=== What is expected ===
State the number of lines in these records holding "sensitive". Say nothing more.

=== Listing ===

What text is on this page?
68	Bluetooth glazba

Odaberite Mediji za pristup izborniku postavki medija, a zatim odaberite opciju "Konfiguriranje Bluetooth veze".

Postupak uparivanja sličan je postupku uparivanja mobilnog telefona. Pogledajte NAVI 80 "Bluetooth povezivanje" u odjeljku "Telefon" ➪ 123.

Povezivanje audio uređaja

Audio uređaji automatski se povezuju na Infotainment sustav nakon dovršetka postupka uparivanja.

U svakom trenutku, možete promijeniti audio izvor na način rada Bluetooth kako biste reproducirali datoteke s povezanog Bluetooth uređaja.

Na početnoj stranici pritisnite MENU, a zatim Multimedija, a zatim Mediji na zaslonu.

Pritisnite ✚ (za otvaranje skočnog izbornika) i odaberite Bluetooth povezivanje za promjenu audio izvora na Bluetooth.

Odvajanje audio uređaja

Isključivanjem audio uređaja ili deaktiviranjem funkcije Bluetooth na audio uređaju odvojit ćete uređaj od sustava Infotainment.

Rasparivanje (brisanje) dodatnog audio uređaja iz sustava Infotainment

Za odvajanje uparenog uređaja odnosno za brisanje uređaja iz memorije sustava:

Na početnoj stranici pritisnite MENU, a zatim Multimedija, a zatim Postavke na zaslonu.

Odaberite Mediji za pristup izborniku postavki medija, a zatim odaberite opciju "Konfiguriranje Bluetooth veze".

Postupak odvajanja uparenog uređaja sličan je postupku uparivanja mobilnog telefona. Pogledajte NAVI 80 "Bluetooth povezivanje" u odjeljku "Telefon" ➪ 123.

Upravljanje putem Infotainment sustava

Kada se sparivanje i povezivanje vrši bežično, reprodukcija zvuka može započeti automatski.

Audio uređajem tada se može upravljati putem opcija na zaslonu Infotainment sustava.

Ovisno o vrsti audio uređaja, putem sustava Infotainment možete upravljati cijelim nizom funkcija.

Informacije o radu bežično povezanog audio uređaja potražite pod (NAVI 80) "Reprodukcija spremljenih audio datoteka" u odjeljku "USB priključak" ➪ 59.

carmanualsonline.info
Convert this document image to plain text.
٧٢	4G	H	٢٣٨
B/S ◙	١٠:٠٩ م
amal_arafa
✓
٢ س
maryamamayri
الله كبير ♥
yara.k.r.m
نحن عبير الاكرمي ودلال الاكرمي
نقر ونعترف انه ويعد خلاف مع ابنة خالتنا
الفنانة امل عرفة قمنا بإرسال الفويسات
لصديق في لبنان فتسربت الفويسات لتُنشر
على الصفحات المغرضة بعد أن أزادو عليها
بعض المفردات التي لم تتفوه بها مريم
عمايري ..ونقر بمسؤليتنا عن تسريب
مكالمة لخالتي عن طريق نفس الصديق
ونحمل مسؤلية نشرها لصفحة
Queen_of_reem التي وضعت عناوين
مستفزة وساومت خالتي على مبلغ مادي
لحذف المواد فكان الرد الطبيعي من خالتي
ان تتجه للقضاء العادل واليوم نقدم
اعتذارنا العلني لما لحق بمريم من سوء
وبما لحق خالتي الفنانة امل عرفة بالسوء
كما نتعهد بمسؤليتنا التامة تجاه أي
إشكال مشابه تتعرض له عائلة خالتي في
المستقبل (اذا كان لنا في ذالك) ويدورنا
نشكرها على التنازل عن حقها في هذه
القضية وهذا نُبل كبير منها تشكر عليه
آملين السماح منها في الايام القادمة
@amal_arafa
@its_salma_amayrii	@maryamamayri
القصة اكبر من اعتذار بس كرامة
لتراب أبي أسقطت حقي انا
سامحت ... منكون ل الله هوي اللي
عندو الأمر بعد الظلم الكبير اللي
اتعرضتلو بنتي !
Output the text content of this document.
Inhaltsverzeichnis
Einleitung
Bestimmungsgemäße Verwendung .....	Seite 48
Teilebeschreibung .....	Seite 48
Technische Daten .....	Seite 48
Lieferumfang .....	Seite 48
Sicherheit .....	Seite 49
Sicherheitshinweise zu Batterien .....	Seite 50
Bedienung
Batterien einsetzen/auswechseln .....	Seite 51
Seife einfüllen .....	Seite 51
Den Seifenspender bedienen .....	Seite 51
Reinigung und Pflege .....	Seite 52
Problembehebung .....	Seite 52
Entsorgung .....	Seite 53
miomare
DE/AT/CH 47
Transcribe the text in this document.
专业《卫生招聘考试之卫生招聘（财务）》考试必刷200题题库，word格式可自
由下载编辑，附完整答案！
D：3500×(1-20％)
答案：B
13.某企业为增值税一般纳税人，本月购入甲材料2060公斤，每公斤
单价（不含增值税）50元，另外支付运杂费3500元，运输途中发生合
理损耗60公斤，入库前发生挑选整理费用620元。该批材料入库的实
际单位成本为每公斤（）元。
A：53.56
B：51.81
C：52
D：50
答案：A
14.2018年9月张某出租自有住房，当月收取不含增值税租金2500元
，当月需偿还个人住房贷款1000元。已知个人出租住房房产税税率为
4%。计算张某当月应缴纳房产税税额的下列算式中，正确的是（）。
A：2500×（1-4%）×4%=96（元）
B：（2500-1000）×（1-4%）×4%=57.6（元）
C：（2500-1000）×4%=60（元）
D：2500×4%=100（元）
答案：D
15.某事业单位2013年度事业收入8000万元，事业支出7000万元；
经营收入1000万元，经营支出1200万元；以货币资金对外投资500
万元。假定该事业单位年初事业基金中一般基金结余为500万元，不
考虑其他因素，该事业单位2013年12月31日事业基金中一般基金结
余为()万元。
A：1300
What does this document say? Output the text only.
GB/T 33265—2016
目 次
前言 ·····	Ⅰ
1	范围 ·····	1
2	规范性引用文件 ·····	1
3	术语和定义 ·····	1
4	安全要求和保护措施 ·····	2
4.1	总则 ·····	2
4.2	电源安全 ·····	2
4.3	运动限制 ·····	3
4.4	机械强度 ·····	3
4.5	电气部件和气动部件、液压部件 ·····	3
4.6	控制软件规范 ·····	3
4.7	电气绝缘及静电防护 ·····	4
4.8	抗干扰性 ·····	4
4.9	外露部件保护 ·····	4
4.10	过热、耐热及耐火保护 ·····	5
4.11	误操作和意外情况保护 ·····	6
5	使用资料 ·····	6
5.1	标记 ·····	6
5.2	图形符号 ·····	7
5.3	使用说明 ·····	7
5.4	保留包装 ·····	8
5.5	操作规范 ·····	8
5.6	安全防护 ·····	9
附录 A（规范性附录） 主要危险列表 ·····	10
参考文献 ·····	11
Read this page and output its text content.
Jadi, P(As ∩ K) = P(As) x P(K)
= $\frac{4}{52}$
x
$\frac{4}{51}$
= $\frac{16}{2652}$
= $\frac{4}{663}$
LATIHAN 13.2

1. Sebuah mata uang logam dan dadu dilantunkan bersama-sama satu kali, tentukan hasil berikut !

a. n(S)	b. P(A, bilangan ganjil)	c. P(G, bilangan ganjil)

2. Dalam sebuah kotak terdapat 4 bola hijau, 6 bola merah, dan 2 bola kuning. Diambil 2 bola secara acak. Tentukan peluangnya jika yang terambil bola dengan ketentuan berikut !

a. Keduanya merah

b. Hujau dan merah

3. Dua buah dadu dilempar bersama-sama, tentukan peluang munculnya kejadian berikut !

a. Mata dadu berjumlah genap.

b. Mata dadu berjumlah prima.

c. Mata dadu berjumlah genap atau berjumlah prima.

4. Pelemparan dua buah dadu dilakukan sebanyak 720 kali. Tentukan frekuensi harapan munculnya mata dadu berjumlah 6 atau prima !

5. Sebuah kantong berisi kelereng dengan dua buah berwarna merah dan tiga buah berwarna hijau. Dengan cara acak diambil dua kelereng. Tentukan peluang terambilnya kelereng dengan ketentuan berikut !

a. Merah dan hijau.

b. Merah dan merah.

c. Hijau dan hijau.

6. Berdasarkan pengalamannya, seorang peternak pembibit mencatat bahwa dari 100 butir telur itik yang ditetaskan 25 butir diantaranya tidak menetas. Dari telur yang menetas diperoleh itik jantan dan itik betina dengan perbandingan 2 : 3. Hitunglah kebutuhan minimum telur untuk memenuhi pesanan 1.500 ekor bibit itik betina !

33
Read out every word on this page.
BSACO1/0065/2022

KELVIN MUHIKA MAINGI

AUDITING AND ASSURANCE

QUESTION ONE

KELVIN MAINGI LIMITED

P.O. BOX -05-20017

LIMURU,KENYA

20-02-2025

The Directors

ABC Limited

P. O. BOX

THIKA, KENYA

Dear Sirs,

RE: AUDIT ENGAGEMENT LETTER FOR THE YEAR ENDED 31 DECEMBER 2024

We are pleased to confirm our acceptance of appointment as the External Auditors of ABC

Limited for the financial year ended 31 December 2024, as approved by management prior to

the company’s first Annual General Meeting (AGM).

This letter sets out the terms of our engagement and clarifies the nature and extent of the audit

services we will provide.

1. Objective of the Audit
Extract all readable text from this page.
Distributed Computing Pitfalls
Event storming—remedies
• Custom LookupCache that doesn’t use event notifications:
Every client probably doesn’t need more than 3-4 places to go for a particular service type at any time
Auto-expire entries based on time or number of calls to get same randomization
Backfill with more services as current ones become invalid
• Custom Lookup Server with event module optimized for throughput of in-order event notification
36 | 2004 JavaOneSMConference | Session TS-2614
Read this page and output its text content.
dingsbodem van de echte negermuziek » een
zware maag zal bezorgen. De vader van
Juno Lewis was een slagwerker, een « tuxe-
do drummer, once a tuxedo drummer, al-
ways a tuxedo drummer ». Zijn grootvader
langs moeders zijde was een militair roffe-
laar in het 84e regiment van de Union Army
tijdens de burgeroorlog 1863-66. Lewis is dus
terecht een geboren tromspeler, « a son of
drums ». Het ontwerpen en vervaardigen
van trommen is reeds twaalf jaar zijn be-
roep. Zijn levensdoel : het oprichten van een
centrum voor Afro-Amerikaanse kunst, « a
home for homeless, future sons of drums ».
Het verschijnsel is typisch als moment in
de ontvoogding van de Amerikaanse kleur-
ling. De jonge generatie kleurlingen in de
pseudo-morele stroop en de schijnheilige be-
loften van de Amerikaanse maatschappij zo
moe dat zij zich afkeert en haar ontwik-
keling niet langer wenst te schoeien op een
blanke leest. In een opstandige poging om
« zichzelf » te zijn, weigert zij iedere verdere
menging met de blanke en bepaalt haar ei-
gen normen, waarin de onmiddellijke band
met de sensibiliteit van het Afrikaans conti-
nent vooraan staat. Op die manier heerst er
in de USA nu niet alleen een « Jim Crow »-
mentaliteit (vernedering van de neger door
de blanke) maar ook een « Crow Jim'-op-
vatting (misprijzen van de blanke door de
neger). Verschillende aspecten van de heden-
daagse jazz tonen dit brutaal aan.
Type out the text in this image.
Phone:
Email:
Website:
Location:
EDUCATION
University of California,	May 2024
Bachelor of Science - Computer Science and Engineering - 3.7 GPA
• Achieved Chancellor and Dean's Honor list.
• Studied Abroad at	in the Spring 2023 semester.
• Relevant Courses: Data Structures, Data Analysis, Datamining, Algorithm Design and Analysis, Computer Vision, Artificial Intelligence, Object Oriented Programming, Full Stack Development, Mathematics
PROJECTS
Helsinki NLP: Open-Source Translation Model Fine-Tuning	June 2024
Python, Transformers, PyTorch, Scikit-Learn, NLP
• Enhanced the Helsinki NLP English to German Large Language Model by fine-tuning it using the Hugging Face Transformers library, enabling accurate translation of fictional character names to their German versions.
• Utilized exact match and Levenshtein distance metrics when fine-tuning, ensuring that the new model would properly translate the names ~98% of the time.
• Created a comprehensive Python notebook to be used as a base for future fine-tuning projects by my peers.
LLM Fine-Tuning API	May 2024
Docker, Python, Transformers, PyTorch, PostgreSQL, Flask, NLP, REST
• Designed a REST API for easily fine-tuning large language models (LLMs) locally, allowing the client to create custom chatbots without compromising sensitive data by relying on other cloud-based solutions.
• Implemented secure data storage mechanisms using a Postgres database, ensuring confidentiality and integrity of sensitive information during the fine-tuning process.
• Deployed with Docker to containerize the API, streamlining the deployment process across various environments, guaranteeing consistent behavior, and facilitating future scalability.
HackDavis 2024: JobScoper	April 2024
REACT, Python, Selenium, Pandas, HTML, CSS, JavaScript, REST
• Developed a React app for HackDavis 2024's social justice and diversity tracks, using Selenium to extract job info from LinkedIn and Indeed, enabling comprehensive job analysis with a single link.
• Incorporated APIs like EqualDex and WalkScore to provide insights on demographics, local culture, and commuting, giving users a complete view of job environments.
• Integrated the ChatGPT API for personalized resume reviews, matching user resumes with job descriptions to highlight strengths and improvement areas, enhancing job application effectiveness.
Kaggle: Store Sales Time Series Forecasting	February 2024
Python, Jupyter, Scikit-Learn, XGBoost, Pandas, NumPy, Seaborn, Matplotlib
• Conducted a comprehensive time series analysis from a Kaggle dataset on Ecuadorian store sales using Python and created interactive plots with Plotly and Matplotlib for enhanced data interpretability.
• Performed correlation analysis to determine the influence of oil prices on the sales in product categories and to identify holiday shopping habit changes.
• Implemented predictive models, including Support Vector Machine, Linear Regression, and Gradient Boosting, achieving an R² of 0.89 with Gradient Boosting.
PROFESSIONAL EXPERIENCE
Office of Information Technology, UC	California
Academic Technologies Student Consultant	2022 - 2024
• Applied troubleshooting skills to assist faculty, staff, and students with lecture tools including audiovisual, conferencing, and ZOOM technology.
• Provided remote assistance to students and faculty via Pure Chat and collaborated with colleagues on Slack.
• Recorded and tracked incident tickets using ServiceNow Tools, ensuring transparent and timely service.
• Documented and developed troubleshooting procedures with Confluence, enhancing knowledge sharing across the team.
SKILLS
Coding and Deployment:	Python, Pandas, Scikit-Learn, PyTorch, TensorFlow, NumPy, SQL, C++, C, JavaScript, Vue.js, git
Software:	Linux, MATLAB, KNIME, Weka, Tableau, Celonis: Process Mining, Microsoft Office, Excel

=== Response to the exercise ===
2